• _Task instructions_:
1. In the dating forum thread, give the stretch from "Then this past" through "me to wear!" again, updated so that "Atlantic City" reads "Las Vegas".
2. Put this sentence from the dating forum thread into Spanish: "Meeting a couple of times for drinks, or dinner, etc. as friends to feel it out is my preferred method."
3. Continue the dating forum thread from the point where it stops.

You know, it is interesting. I've had so many girls do this. I haven't gone out with a single one. Most of them seemed nice. I have friends that have "taken the bait", but their intentions were not always honorable.


----------



## Freak On a Leash (Feb 19, 2010)

Dedicated2Her said:


> Not for me. A woman making the first move makes me think she is desperate. I like the chase. I want to be able to tell her that I want more.


I can see how a woman can come off as desperate. I don't think ANYONE should be making "the first move" 2 minutes after you meet! How about you get to know someone first? I think regardless of who does what THAT comes off as desperate. 



> As a man, you are the leader of the relationship. You dictate. If it isn't like that in dating, it won't be in marriage. That will lead to some tricky things down the line.


:wtf: Marriage? Down the line? Who said anything about marriage? Anyone starting a relationship with me had better not be thinking of marriage!  

I just got out of one of those!! 



> It takes me a little while to become "handsy" too. I ususally won't even kiss a girl until the 3rd or 4th date because I'm still in major evaluation mode.


:smthumbup: I like that! It seems that some guys (and I guess this goes for woman too!) feel that the faster or more insistent they are the better they will come across. WRONG. With me at least the opposite is true! If you hold back a bit and let things build up, let me get to know you better than I'm far more receptive. Too much is just that..Too much. Less is more! 

This one guy was looking kind of interesting at first. He seemed cool enough. He mentioned going kayaking and I was considering it. After the other night I don't even want him to stand next to me! You blew it dude! 

Same thing with ANOTHER guy. I flirted with him a bit one night and suddenly he's texting me all over the place. He texted me the other day to ask me what I was doing. "Working out" I said. 

Then he asked what "was on my calendar?" I didn't respond. Didn't get the hint. 

Then this past Sunday he texted to wish me a Happy Easter. I wished him Happy Easter back. 

Yesterday he wished me a "Happy Divorce" and asked if a "celebration was in order". I texted back that I needed TIME TO ADJUST to the idea. *HINT HINT*

TODAY he texted and asked if I'd be interested in going to Atlantic City on Thursday to see a show! :banghead: I said "Thanks, but I got plans (I don't). *ANOTHER HINT* 

TOO MUCH. Back it off! Again, I like the guy but I don't feel THAT way about him! Can't we just be friends? When they get like this I don't even want to be friends! It's too scary!!  Go to a show?As interesting as that sounds I'd be afraid that he'd have a hotel room booked and be laying out a set of lingerie for me to wear! 

*theme music to _Jaws_ starts playing..*


----------



## Dedicated2Her (Nov 13, 2010)

> I can see how a woman can come off as desperate. I don't think ANYONE should be making "the first move" 2 minutes after you meet! How about you get to know someone first? I think regardless of who does what THAT comes off as desperate.


Exactly. Meeting a couple of times for drinks, or dinner, etc. as friends to feel it out is my preferred method.



> Marriage? Down the line? Who said anything about marriage? Anyone starting a relationship with me had better not be thinking of marriage!
> 
> I just got out of one of those!!

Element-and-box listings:
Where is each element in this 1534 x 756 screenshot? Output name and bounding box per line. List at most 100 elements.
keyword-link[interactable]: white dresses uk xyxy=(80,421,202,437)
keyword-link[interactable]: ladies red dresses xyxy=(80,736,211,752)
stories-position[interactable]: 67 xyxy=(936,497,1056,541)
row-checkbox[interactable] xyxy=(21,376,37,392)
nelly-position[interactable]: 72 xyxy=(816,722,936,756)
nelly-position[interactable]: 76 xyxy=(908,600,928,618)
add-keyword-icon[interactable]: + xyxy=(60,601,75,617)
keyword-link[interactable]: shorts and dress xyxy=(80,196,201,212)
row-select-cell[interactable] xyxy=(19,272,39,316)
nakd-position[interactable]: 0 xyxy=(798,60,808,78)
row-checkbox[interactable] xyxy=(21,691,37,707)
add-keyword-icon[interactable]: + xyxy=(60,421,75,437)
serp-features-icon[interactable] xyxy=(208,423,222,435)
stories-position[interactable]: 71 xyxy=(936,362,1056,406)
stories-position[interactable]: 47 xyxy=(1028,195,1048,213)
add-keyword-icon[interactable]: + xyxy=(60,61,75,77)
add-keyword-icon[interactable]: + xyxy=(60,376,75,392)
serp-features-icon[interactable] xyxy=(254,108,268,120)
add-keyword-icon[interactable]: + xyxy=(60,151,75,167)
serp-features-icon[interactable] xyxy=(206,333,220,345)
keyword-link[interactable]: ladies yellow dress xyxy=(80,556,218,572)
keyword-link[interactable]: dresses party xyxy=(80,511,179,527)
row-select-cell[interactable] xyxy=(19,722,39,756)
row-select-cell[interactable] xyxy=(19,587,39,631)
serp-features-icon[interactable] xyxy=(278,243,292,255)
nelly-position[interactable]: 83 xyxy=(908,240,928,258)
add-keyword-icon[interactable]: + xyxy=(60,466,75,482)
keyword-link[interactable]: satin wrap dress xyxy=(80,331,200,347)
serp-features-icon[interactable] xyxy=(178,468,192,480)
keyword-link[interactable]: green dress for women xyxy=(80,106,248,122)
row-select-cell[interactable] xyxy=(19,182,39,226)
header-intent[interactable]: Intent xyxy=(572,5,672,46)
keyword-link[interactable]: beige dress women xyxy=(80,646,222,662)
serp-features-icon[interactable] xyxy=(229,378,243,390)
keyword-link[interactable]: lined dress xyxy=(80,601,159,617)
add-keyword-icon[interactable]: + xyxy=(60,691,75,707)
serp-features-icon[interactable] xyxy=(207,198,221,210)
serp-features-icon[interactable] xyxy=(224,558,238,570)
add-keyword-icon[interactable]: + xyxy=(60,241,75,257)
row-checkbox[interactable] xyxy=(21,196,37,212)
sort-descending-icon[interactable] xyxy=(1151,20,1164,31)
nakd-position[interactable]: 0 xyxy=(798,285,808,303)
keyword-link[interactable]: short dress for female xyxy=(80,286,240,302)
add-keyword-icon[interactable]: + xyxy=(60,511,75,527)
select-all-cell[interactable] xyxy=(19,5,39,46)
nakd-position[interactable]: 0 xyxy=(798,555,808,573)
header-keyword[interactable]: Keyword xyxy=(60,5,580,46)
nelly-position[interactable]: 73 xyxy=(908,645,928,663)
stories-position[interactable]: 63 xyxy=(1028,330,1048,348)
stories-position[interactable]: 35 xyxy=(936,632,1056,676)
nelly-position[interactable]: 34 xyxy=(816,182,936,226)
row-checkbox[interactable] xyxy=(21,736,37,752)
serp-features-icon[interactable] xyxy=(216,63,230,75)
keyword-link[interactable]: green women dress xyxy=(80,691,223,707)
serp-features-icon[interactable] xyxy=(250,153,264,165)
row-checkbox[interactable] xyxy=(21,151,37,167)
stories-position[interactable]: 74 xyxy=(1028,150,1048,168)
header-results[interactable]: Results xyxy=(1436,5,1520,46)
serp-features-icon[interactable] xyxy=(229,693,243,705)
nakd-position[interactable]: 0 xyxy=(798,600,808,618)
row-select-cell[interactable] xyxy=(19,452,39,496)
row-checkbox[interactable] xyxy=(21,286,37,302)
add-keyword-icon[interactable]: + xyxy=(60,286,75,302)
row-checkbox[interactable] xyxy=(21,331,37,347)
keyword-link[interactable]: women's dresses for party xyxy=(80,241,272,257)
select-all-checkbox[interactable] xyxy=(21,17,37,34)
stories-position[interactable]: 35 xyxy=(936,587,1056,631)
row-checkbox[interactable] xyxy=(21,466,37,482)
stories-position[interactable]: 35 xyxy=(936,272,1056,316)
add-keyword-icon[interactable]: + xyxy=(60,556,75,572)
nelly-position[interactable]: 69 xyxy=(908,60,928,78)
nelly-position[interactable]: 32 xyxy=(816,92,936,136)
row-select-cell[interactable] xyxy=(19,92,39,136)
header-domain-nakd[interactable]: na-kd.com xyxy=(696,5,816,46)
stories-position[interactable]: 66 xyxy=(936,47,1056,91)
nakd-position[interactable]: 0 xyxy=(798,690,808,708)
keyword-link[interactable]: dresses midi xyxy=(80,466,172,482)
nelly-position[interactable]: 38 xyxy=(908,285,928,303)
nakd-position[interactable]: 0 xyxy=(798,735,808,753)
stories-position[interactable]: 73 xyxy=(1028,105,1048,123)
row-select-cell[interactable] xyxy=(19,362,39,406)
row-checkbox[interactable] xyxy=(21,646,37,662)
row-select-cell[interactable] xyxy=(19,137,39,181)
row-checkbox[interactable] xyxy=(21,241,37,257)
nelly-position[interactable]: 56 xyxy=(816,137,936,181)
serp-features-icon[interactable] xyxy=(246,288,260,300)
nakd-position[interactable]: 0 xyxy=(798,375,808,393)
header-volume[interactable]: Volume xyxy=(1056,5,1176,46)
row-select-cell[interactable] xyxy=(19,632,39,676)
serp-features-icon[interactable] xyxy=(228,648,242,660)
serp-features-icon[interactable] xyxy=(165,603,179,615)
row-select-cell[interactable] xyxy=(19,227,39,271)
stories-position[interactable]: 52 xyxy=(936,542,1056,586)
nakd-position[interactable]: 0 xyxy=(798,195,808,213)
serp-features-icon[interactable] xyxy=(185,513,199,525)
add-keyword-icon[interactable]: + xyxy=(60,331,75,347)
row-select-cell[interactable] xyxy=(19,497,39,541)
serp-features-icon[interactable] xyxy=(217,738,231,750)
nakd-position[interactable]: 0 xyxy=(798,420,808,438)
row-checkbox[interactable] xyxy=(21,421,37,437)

• _Responses in order_:
1.
Then this past Sunday he texted to wish me a Happy Easter. I wished him Happy Easter back. 

Yesterday he wished me a "Happy Divorce" and asked if a "celebration was in order". I texted back that I needed TIME TO ADJUST to the idea. *HINT HINT*

TODAY he texted and asked if I'd be interested in going to Las Vegas on Thursday to see a show! :banghead: I said "Thanks, but I got plans (I don't). *ANOTHER HINT* 

TOO MUCH. Back it off! Again, I like the guy but I don't feel THAT way about him! Can't we just be friends? When they get like this I don't even want to be friends! It's too scary!!  Go to a show?As interesting as that sounds I'd be afraid that he'd have a hotel room booked and be laying out a set of lingerie for me to wear!

2. Quedar un par de veces para tomar algo, o para cenar, etc., como amigos para tantear el terreno es mi método preferido.

3.
I'm not thinking of marriage. I just know that I'm not going to get attached to someone who wouldn't even be a possibility later in life. Believe me, my gf would slap me if I was thinking of marriage. But, she understands certain dynamics of relationships, therefore, it could be possible years from now. SO, I'm ok dating her.



> TODAY he texted and asked if I'd be interested in going to Atlantic City on Thursday to see a show! I said "Thanks, but I got plans (I don't). *ANOTHER HINT*


See, he doesn't know what he is doing. That is only a 48 notice period. The way I would do it is, "Hey, I would be interested in getting to know you better. If you are agreeable to it, what nights next week do you have available? Maybe we can meet for a beer or a drink?"

Then, you leave it. It gives the girl the opportunity to say what's up. However, I actually haven't been turned down yet, so.....who knows. lol


----------



## norajane (Feb 7, 2012)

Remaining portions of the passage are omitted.